◆ Given request
Copy the lines without alteration, from the first line through the line containing "seller-row: 공식 ·", with both ends included.

╭─ Supplied material

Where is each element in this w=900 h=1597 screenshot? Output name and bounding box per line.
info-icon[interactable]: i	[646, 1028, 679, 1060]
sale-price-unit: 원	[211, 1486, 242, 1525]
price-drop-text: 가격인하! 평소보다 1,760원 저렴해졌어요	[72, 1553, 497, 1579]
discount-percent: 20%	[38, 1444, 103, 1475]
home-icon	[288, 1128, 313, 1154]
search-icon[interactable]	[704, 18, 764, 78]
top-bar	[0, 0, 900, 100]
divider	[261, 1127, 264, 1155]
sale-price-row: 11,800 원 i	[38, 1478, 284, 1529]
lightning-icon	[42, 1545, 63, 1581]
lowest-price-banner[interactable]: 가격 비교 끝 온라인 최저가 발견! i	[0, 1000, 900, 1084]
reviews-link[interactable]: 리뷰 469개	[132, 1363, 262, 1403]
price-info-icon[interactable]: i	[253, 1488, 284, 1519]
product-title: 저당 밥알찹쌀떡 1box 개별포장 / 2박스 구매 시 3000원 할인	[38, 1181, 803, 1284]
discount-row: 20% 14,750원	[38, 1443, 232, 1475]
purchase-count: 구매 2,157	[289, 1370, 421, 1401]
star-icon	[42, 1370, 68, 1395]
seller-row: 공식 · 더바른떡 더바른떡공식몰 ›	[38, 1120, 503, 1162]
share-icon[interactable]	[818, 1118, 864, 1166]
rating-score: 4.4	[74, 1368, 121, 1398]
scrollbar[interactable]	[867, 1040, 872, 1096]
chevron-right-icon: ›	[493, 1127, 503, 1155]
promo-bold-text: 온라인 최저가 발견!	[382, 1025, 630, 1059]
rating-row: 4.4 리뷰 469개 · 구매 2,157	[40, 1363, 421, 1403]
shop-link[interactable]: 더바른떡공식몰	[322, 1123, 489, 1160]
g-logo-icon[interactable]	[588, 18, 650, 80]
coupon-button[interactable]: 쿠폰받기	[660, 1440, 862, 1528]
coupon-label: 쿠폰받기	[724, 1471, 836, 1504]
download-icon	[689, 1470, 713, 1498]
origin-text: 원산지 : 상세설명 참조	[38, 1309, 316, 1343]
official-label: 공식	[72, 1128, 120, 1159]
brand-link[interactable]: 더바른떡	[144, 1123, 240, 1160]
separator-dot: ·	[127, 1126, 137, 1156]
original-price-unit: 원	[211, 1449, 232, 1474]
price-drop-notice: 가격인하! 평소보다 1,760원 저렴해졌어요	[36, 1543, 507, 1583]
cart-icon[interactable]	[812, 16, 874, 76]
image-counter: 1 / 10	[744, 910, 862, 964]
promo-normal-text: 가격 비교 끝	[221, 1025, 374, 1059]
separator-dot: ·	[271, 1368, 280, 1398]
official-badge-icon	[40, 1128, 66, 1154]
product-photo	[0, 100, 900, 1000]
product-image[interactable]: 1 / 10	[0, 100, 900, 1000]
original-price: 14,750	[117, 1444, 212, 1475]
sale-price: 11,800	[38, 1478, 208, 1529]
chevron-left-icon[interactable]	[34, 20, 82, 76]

╰─

◆ Result for this exercise
Where is each element in this w=900 h=1597 screenshot? Output name and bounding box per line.
info-icon[interactable]: i	[646, 1028, 679, 1060]
sale-price-unit: 원	[211, 1486, 242, 1525]
price-drop-text: 가격인하! 평소보다 1,760원 저렴해졌어요	[72, 1553, 497, 1579]
discount-percent: 20%	[38, 1444, 103, 1475]
home-icon	[288, 1128, 313, 1154]
search-icon[interactable]	[704, 18, 764, 78]
top-bar	[0, 0, 900, 100]
divider	[261, 1127, 264, 1155]
sale-price-row: 11,800 원 i	[38, 1478, 284, 1529]
lightning-icon	[42, 1545, 63, 1581]
lowest-price-banner[interactable]: 가격 비교 끝 온라인 최저가 발견! i	[0, 1000, 900, 1084]
reviews-link[interactable]: 리뷰 469개	[132, 1363, 262, 1403]
price-info-icon[interactable]: i	[253, 1488, 284, 1519]
product-title: 저당 밥알찹쌀떡 1box 개별포장 / 2박스 구매 시 3000원 할인	[38, 1181, 803, 1284]
discount-row: 20% 14,750원	[38, 1443, 232, 1475]
purchase-count: 구매 2,157	[289, 1370, 421, 1401]
star-icon	[42, 1370, 68, 1395]
seller-row: 공식 · 더바른떡 더바른떡공식몰 ›	[38, 1120, 503, 1162]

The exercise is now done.